(JOB)
Make an exact copy of all the entries, with the pictures left out.

(DATA FOR THIS TASK)

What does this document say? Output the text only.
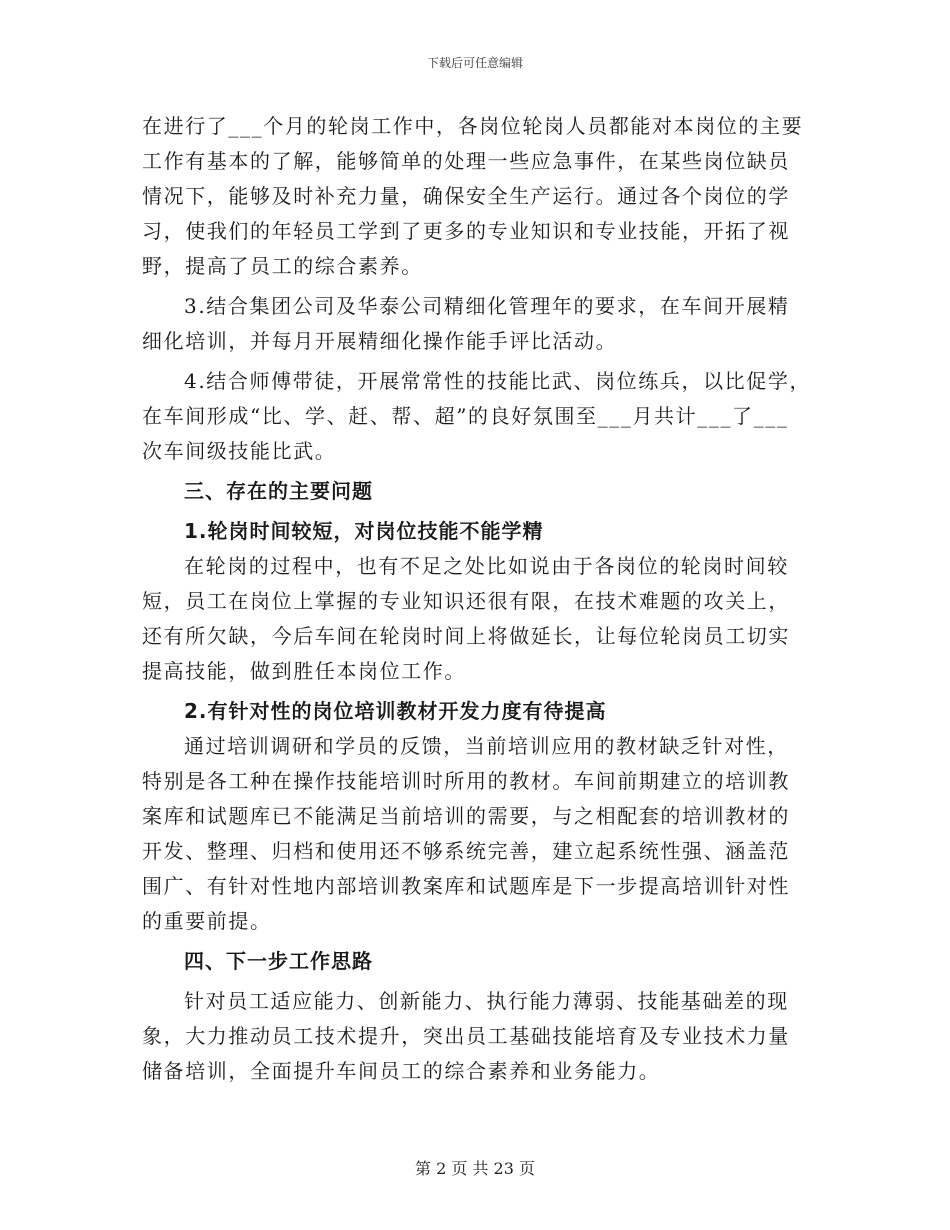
下载后可任意编辑
在进行了___个月的轮岗工作中，各岗位轮岗人员都能对本岗位的主要
工作有基本的了解，能够简单的处理一些应急事件，在某些岗位缺员
情况下，能够及时补充力量，确保安全生产运行。通过各个岗位的学
习，使我们的年轻员工学到了更多的专业知识和专业技能，开拓了视
野，提高了员工的综合素养。
3.结合集团公司及华泰公司精细化管理年的要求，在车间开展精
细化培训，并每月开展精细化操作能手评比活动。
4.结合师傅带徒，开展常常性的技能比武、岗位练兵，以比促学，
在车间形成“比、学、赶、帮、超”的良好氛围至___月共计___了___
次车间级技能比武。
三、存在的主要问题
1.轮岗时间较短，对岗位技能不能学精
在轮岗的过程中，也有不足之处比如说由于各岗位的轮岗时间较
短，员工在岗位上掌握的专业知识还很有限，在技术难题的攻关上，
还有所欠缺，今后车间在轮岗时间上将做延长，让每位轮岗员工切实
提高技能，做到胜任本岗位工作。
2.有针对性的岗位培训教材开发力度有待提高
通过培训调研和学员的反馈，当前培训应用的教材缺乏针对性，
特别是各工种在操作技能培训时所用的教材。车间前期建立的培训教
案库和试题库已不能满足当前培训的需要，与之相配套的培训教材的
开发、整理、归档和使用还不够系统完善，建立起系统性强、涵盖范
围广、有针对性地内部培训教案库和试题库是下一步提高培训针对性
的重要前提。
四、下一步工作思路
针对员工适应能力、创新能力、执行能力薄弱、技能基础差的现
象，大力推动员工技术提升，突出员工基础技能培育及专业技术力量
储备培训，全面提升车间员工的综合素养和业务能力。
第 2 页 共 23 页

(ANSWER TO THE PROBLEM)
What does this document say? Output the text only.
下载后可任意编辑
在进行了___个月的轮岗工作中，各岗位轮岗人员都能对本岗位的主要
工作有基本的了解，能够简单的处理一些应急事件，在某些岗位缺员
情况下，能够及时补充力量，确保安全生产运行。通过各个岗位的学
习，使我们的年轻员工学到了更多的专业知识和专业技能，开拓了视
野，提高了员工的综合素养。
3.结合集团公司及华泰公司精细化管理年的要求，在车间开展精
细化培训，并每月开展精细化操作能手评比活动。
4.结合师傅带徒，开展常常性的技能比武、岗位练兵，以比促学，
在车间形成“比、学、赶、帮、超”的良好氛围至___月共计___了___
次车间级技能比武。
三、存在的主要问题
1.轮岗时间较短，对岗位技能不能学精
在轮岗的过程中，也有不足之处比如说由于各岗位的轮岗时间较
短，员工在岗位上掌握的专业知识还很有限，在技术难题的攻关上，
还有所欠缺，今后车间在轮岗时间上将做延长，让每位轮岗员工切实
提高技能，做到胜任本岗位工作。
2.有针对性的岗位培训教材开发力度有待提高
通过培训调研和学员的反馈，当前培训应用的教材缺乏针对性，
特别是各工种在操作技能培训时所用的教材。车间前期建立的培训教
案库和试题库已不能满足当前培训的需要，与之相配套的培训教材的
开发、整理、归档和使用还不够系统完善，建立起系统性强、涵盖范
围广、有针对性地内部培训教案库和试题库是下一步提高培训针对性
的重要前提。
四、下一步工作思路
针对员工适应能力、创新能力、执行能力薄弱、技能基础差的现
象，大力推动员工技术提升，突出员工基础技能培育及专业技术力量
储备培训，全面提升车间员工的综合素养和业务能力。
第 2 页 共 23 页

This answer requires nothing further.